__Task prompt__. Reproduce every line of the material below, but drop the pictures.

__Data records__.
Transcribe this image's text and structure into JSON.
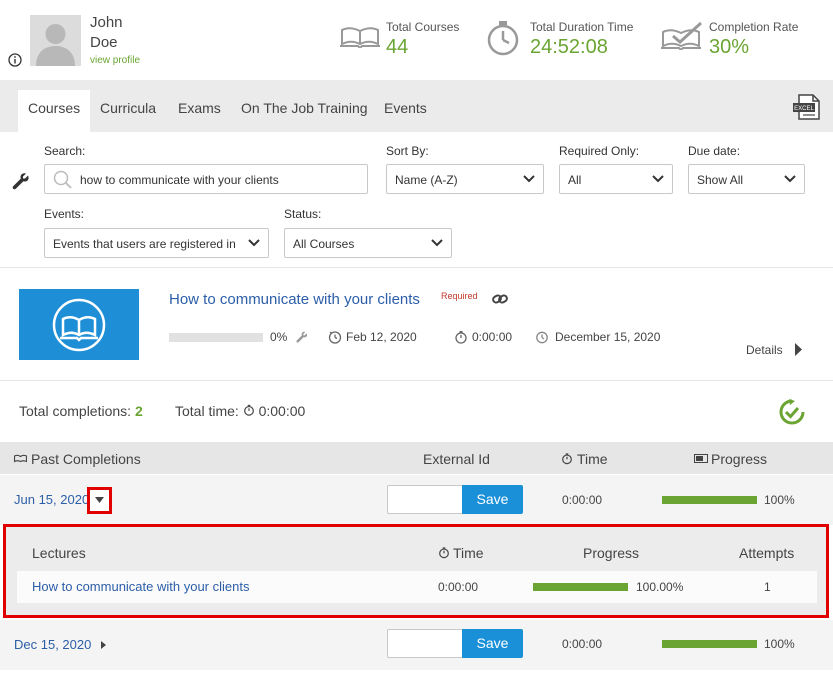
{
  "user": {
    "first_name": "John",
    "last_name": "Doe",
    "profile_link": "view profile"
  },
  "stats": [
    {
      "label": "Total Courses",
      "value": "44",
      "icon": "book-icon"
    },
    {
      "label": "Total Duration Time",
      "value": "24:52:08",
      "icon": "stopwatch-icon"
    },
    {
      "label": "Completion Rate",
      "value": "30%",
      "icon": "book-check-icon"
    }
  ],
  "tabs": [
    "Courses",
    "Curricula",
    "Exams",
    "On The Job Training",
    "Events"
  ],
  "export_label": "EXCEL",
  "filters": {
    "search_label": "Search:",
    "search_value": "how to communicate with your clients",
    "sort_label": "Sort By:",
    "sort_value": "Name (A-Z)",
    "required_label": "Required Only:",
    "required_value": "All",
    "due_label": "Due date:",
    "due_value": "Show All",
    "events_label": "Events:",
    "events_value": "Events that users are registered in",
    "status_label": "Status:",
    "status_value": "All Courses"
  },
  "course": {
    "title": "How to communicate with your clients",
    "required": "Required",
    "progress_text": "0%",
    "progress": 0,
    "assigned_date": "Feb 12, 2020",
    "duration": "0:00:00",
    "due_date": "December 15, 2020",
    "details_label": "Details"
  },
  "summary": {
    "completions_label": "Total completions:",
    "completions_value": "2",
    "time_label": "Total time:",
    "time_value": "0:00:00"
  },
  "past_completions": {
    "headers": {
      "title": "Past Completions",
      "external_id": "External Id",
      "time": "Time",
      "progress": "Progress"
    },
    "rows": [
      {
        "date": "Jun 15, 2020",
        "save_label": "Save",
        "time": "0:00:00",
        "progress_text": "100%",
        "progress": 1.0
      },
      {
        "date": "Dec 15, 2020",
        "save_label": "Save",
        "time": "0:00:00",
        "progress_text": "100%",
        "progress": 1.0
      }
    ]
  },
  "lectures": {
    "headers": {
      "title": "Lectures",
      "time": "Time",
      "progress": "Progress",
      "attempts": "Attempts"
    },
    "rows": [
      {
        "title": "How to communicate with your clients",
        "time": "0:00:00",
        "progress_text": "100.00%",
        "progress": 1.0,
        "attempts": "1"
      }
    ]
  },
  "colors": {
    "accent_green": "#6aa533",
    "link_blue": "#2c5ea8",
    "button_blue": "#1a90d9",
    "highlight_red": "#e00000"
  }
}
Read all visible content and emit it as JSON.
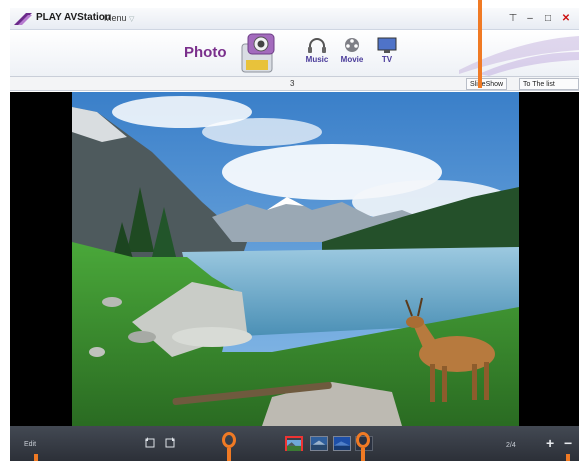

__Solution for this task__.
Transcribe this image's text and structure into JSON.
{
  "user": {
    "first_name": "John",
    "last_name": "Doe",
    "profile_link": "view profile"
  },
  "stats": [
    {
      "label": "Total Courses",
      "value": "44",
      "icon": "book-icon"
    },
    {
      "label": "Total Duration Time",
      "value": "24:52:08",
      "icon": "stopwatch-icon"
    },
    {
      "label": "Completion Rate",
      "value": "30%",
      "icon": "book-check-icon"
    }
  ],
  "tabs": [
    "Courses",
    "Curricula",
    "Exams",
    "On The Job Training",
    "Events"
  ],
  "export_label": "EXCEL",
  "filters": {
    "search_label": "Search:",
    "search_value": "how to communicate with your clients",
    "sort_label": "Sort By:",
    "sort_value": "Name (A-Z)",
    "required_label": "Required Only:",
    "required_value": "All",
    "due_label": "Due date:",
    "due_value": "Show All",
    "events_label": "Events:",
    "events_value": "Events that users are registered in",
    "status_label": "Status:",
    "status_value": "All Courses"
  },
  "course": {
    "title": "How to communicate with your clients",
    "required": "Required",
    "progress_text": "0%",
    "progress": 0,
    "assigned_date": "Feb 12, 2020",
    "duration": "0:00:00",
    "due_date": "December 15, 2020",
    "details_label": "Details"
  },
  "summary": {
    "completions_label": "Total completions:",
    "completions_value": "2",
    "time_label": "Total time:",
    "time_value": "0:00:00"
  },
  "past_completions": {
    "headers": {
      "title": "Past Completions",
      "external_id": "External Id",
      "time": "Time",
      "progress": "Progress"
    },
    "rows": [
      {
        "date": "Jun 15, 2020",
        "save_label": "Save",
        "time": "0:00:00",
        "progress_text": "100%",
        "progress": 1.0
      },
      {
        "date": "Dec 15, 2020",
        "save_label": "Save",
        "time": "0:00:00",
        "progress_text": "100%",
        "progress": 1.0
      }
    ]
  },
  "lectures": {
    "headers": {
      "title": "Lectures",
      "time": "Time",
      "progress": "Progress",
      "attempts": "Attempts"
    },
    "rows": [
      {
        "title": "How to communicate with your clients",
        "time": "0:00:00",
        "progress_text": "100.00%",
        "progress": 1.0,
        "attempts": "1"
      }
    ]
  },
  "colors": {
    "accent_green": "#6aa533",
    "link_blue": "#2c5ea8",
    "button_blue": "#1a90d9",
    "highlight_red": "#e00000"
  }
}
Read all visible content and emit it as JSON.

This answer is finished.